[Lines of data]
>>>

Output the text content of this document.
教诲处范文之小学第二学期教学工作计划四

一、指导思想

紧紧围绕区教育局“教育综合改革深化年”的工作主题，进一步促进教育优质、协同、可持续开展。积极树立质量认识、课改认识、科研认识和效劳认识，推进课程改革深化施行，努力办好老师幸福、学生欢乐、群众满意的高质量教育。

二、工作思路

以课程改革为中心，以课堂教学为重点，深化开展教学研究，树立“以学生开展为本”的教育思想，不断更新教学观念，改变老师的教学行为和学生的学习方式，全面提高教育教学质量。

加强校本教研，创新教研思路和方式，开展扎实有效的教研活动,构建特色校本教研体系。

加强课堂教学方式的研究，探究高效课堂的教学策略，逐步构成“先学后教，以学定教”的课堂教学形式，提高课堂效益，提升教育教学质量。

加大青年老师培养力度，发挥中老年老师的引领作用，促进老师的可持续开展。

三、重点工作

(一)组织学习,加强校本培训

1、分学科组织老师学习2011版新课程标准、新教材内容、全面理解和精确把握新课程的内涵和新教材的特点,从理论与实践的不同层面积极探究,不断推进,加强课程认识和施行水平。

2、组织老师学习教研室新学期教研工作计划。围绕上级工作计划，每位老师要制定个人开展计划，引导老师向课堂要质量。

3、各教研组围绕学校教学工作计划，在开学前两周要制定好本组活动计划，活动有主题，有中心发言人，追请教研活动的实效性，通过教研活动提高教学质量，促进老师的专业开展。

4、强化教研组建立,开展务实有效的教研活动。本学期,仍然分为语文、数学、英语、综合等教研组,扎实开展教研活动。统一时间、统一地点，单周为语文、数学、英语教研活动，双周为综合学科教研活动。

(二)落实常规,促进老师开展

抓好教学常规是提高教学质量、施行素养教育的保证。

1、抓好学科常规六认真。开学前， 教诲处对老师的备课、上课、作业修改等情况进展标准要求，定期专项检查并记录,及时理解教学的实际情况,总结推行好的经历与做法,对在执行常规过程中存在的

<<<

**Set exercise:** Word for word, quote all of the data above.

**Exercise answer:**
Output the text content of this document.
教诲处范文之小学第二学期教学工作计划四

一、指导思想

紧紧围绕区教育局“教育综合改革深化年”的工作主题，进一步促进教育优质、协同、可持续开展。积极树立质量认识、课改认识、科研认识和效劳认识，推进课程改革深化施行，努力办好老师幸福、学生欢乐、群众满意的高质量教育。

二、工作思路

以课程改革为中心，以课堂教学为重点，深化开展教学研究，树立“以学生开展为本”的教育思想，不断更新教学观念，改变老师的教学行为和学生的学习方式，全面提高教育教学质量。

加强校本教研，创新教研思路和方式，开展扎实有效的教研活动,构建特色校本教研体系。

加强课堂教学方式的研究，探究高效课堂的教学策略，逐步构成“先学后教，以学定教”的课堂教学形式，提高课堂效益，提升教育教学质量。

加大青年老师培养力度，发挥中老年老师的引领作用，促进老师的可持续开展。

三、重点工作

(一)组织学习,加强校本培训

1、分学科组织老师学习2011版新课程标准、新教材内容、全面理解和精确把握新课程的内涵和新教材的特点,从理论与实践的不同层面积极探究,不断推进,加强课程认识和施行水平。

2、组织老师学习教研室新学期教研工作计划。围绕上级工作计划，每位老师要制定个人开展计划，引导老师向课堂要质量。

3、各教研组围绕学校教学工作计划，在开学前两周要制定好本组活动计划，活动有主题，有中心发言人，追请教研活动的实效性，通过教研活动提高教学质量，促进老师的专业开展。

4、强化教研组建立,开展务实有效的教研活动。本学期,仍然分为语文、数学、英语、综合等教研组,扎实开展教研活动。统一时间、统一地点，单周为语文、数学、英语教研活动，双周为综合学科教研活动。

(二)落实常规,促进老师开展

抓好教学常规是提高教学质量、施行素养教育的保证。

1、抓好学科常规六认真。开学前， 教诲处对老师的备课、上课、作业修改等情况进展标准要求，定期专项检查并记录,及时理解教学的实际情况,总结推行好的经历与做法,对在执行常规过程中存在的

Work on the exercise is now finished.